> _To do_
Read the records beneath this task and copy every line that contains the string "consulter".

**** Data extracts

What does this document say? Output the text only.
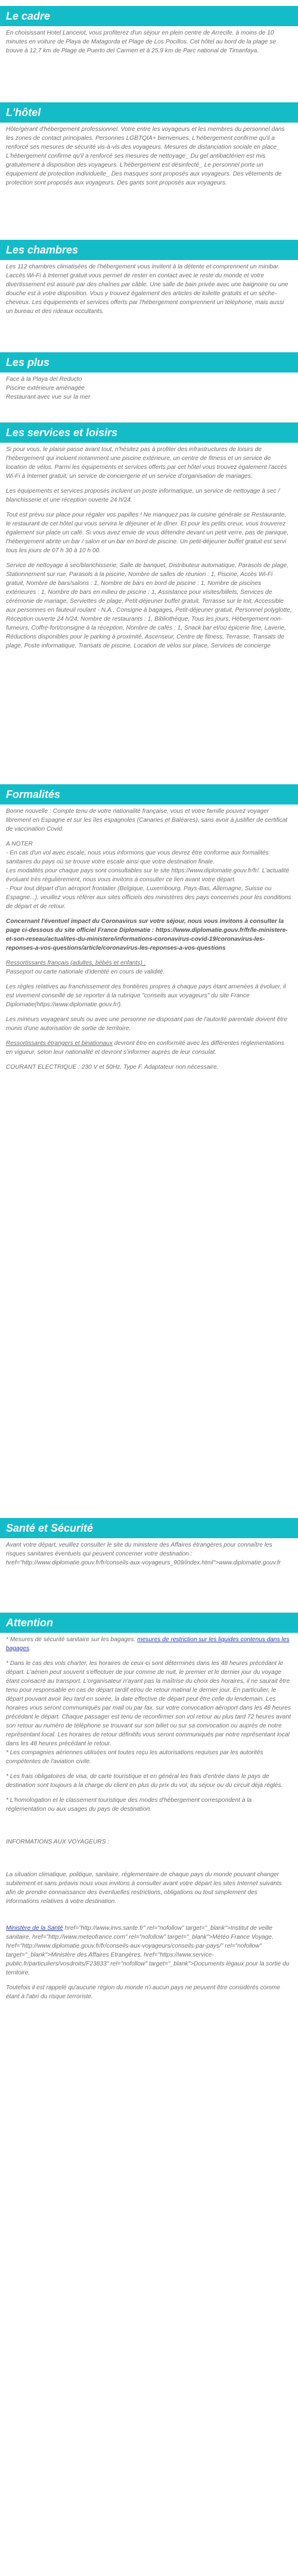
Le cadre

En choisissant Hotel Lanceiot, vous profiterez d'un séjour en plein centre de Arrecife, à moins de 10 minutes en voiture de Playa de Matagorda et Plage de Los Pocillos. Cet hôtel au bord de la plage se trouve à 12,7 km de Plage de Puerto del Carmen et à 25,9 km de Parc national de Timanfaya.

L'hôtel

Hôte/gérant d'hébergement professionnel. Votre entre les voyageurs et les membres du personnel dans les zones de contact principales. Personnes LGBTQIA+ bienvenues. L'hébergement confirme qu'il a renforcé ses mesures de sécurité vis-à-vis des voyageurs. Mesures de distanciation sociale en place_ L'hébergement confirme qu'il a renforcé ses mesures de nettoyage_ Du gel antibactérien est mis gratuitement à disposition des voyageurs. L'hébergement est désinfecté_ Le personnel porte un équipement de protection individuelle_ Des masques sont proposés aux voyageurs. Des vêtements de protection sont proposés aux voyageurs. Des gants sont proposés aux voyageurs.

Les chambres

Les 112 chambres climatisées de l'hébergement vous invitent à la détente et comprennent un minibar. Laccès Wi-Fi à Internet gratuit vous permet de rester en contact avec le reste du monde et votre divertissement est assuré par des chaînes par câble. Une salle de bain privée avec une baignoire ou une douche est à votre disposition. Vous y trouvez également des articles de toilette gratuits et un sèche-cheveux. Les équipements et services offerts par l'hébergement comprennent un téléphone, mais aussi un bureau et des rideaux occultants.

Les plus

Face à la Playa del Reducto

Piscine extérieure aménagée

Restaurant avec vue sur la mer

Les services et loisirs

Si pour vous, le plaisir passe avant tout, n'hésitez pas à profiter des infrastructures de loisirs de l'hébergement qui incluent notamment une piscine extérieure, un centre de fitness et un service de location de vélos. Parmi les équipements et services offerts par cet hôtel vous trouvez également l'accès Wi-Fi à Internet gratuit, un service de conciergerie et un service d'organisation de mariages.

Les équipements et services proposés incluent un poste informatique, un service de nettoyage à sec / blanchisserie et une réception ouverte 24 h/24.

Tout est prévu sur place pour régaler vos papilles ! Ne manquez pas la cuisine générale se Restaurante, le restaurant de cet hôtel qui vous servira le déjeuner et le dîner. Et pour les petits creux, vous trouverez également sur place un café. Si vous avez envie de vous détendre devant un petit verre, pas de panique, l'hébergement abrite un bar / salon et un bar en bord de piscine. Un petit-déjeuner buffet gratuit est servi tous les jours de 07 h 30 à 10 h 00.

Service de nettoyage à sec/blanchisserie, Salle de banquet, Distributeur automatique, Parasols de plage, Stationnement sur rue, Parasols à la piscine, Nombre de salles de réunion : 1, Piscine, Accès Wi-Fi gratuit, Nombre de bars/salons : 1, Nombre de bars en bord de piscine : 1, Nombre de piscines extérieures : 1, Nombre de bars en milieu de piscine : 1, Assistance pour visites/billets, Services de cérémonie de mariage, Serviettes de plage, Petit-déjeuner buffet gratuit, Terrasse sur le toit, Accessible aux personnes en fauteuil roulant - N.A., Consigne à bagages, Petit-déjeuner gratuit, Personnel polyglotte, Réception ouverte 24 h/24, Nombre de restaurants : 1, Bibliothèque, Tous les jours, Hébergement non-fumeurs, Coffre-fort/consigne à la réception, Nombre de cafés : 1, Snack bar et/ou épicerie fine, Laverie, Réductions disponibles pour le parking à proximité, Ascenseur, Centre de fitness, Terrasse, Transats de plage, Poste informatique, Transats de piscine, Location de vélos sur place, Services de concierge

Formalités

Bonne nouvelle : Compte tenu de votre nationalité française, vous et votre famille pouvez voyager librement en Espagne et sur les îles espagnoles (Canaries et Baléares), sans avoir à justifier de certificat de vaccination Covid.

A NOTER
- En cas d'un vol avec escale, nous vous informons que vous devrez être conforme aux formalités sanitaires du pays où se trouve votre escale ainsi que votre destination finale.
Les modalités pour chaque pays sont consultables sur le site https://www.diplomatie.gouv.fr/fr/. L'actualité évoluant très régulièrement, nous vous invitons à consulter ce lien avant votre départ.
- Pour tout départ d'un aéroport frontalier (Belgique, Luxembourg, Pays-Bas, Allemagne, Suisse ou Espagne...), veuillez vous référer aux sites officiels des ministères des pays concernés pour les conditions de départ et de retour.

Concernant l'éventuel impact du Coronavirus sur votre séjour, nous vous invitons à consulter la page ci-dessous du site officiel France Diplomatie : https://www.diplomatie.gouv.fr/fr/le-ministere-et-son-reseau/actualites-du-ministere/informations-coronavirus-covid-19/coronavirus-les-reponses-a-vos-questions/article/coronavirus-les-reponses-a-vos-questions

Ressortissants français (adultes, bébés et enfants) :
Passeport ou carte nationale d'identité en cours de validité.

Les règles relatives au franchissement des frontières propres à chaque pays étant amenées à évoluer, il est vivement conseillé de se reporter à la rubrique "conseils aux voyageurs" du site France Diplomatie(https://www.diplomatie.gouv.fr/).

Les mineurs voyageant seuls ou avec une personne ne disposant pas de l'autorité parentale doivent être munis d'une autorisation de sortie de territoire.

Ressortissants étrangers et binationaux devront être en conformité avec les différentes réglementations en vigueur, selon leur nationalité et devront s'informer auprès de leur consulat.

COURANT ELECTRIQUE : 230 V et 50Hz, Type F. Adaptateur non nécessaire.

Santé et Sécurité

Avant votre départ, veuillez consulter le site du ministere des Affaires étrangères pour connaître les risques sanitaires éventuels qui peuvent concerner votre destination : href="http://www.diplomatie.gouv.fr/fr/conseils-aux-voyageurs_909/index.html">www.diplomatie.gouv.fr

Attention

* Mesures de sécurité sanitaire sur les bagages: mesures de restriction sur les liquides contenus dans les bagages.

* Dans le cas des vols charter, les horaires de ceux-ci sont déterminés dans les 48 heures précédant le départ. L'aérien peut souvent s'effectuer de jour comme de nuit, le premier et le dernier jour du voyage étant consacré au transport. L'organisateur n'ayant pas la maîtrise du choix des horaires, il ne saurait être tenu pour responsable en cas de départ tardif et/ou de retour matinal le dernier jour. En particulier, le départ pouvant avoir lieu tard en soirée, la date effective de départ peut être celle du lendemain. Les horaires vous seront communiqués par mail ou par fax, sur votre convocation aéroport dans les 48 heures précédant le départ. Chaque passager est tenu de reconfirmer son vol retour au plus tard 72 heures avant son retour au numéro de téléphone se trouvant sur son billet ou sur sa convocation ou auprès de notre représentant local. Les horaires de retour définitifs vous seront communiqués par notre représentant local dans les 48 heures précédant le retour.

* Les compagnies aériennes utilisées ont toutes reçu les autorisations requises par les autorités compétentes de l'aviation civile.

* Les frais obligatoires de visa, de carte touristique et en général les frais d'entrée dans le pays de destination sont toujours à la charge du client en plus du prix du vol, du séjour ou du circuit déjà réglés.

* L'homologation et le classement touristique des modes d'hébergement correspondent à la réglementation ou aux usages du pays de destination.

INFORMATIONS AUX VOYAGEURS :

La situation climatique, politique, sanitaire, réglementaire de chaque pays du monde pouvant changer subitement et sans préavis nous vous invitons à consulter avant votre départ les sites Internet suivants afin de prendre connaissance des éventuelles restrictions, obligations ou tout simplement des informations relatives à votre destination.

Ministère de la Santé href="http://www.invs.sante.fr" rel="nofollow" target="_blank">Institut de veille sanitaire, href="http://www.meteofrance.com" rel="nofollow" target="_blank">Météo France Voyage, href="http://www.diplomatie.gouv.fr/fr/conseils-aux-voyageurs/conseils-par-pays/" rel="nofollow" target="_blank">Ministère des Affaires Etrangères, href="https://www.service-public.fr/particuliers/vosdroits/F23833" rel="nofollow" target="_blank">Documents légaux pour la sortie du territoire.

Toutefois il est rappelé qu'aucune région du monde n'i aucun pays ne peuvent être considérés comme étant à l'abri du risque terroriste.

********

> _Output below_
Les modalités pour chaque pays sont consultables sur le site https://www.diplomatie.gouv.fr/fr/. L'actualité évoluant très régulièrement, nous vous invitons à consulter ce lien avant votre départ.
Concernant l'éventuel impact du Coronavirus sur votre séjour, nous vous invitons à consulter la page ci-dessous du site officiel France Diplomatie : https://www.diplomatie.gouv.fr/fr/le-ministere-et-son-reseau/actualites-du-ministere/informations-coronavirus-covid-19/coronavirus-les-reponses-a-vos-questions/article/coronavirus-les-reponses-a-vos-questions
Avant votre départ, veuillez consulter le site du ministere des Affaires étrangères pour connaître les risques sanitaires éventuels qui peuvent concerner votre destination : href="http://www.diplomatie.gouv.fr/fr/conseils-aux-voyageurs_909/index.html">www.diplomatie.gouv.fr
La situation climatique, politique, sanitaire, réglementaire de chaque pays du monde pouvant changer subitement et sans préavis nous vous invitons à consulter avant votre départ les sites Internet suivants afin de prendre connaissance des éventuelles restrictions, obligations ou tout simplement des informations relatives à votre destination.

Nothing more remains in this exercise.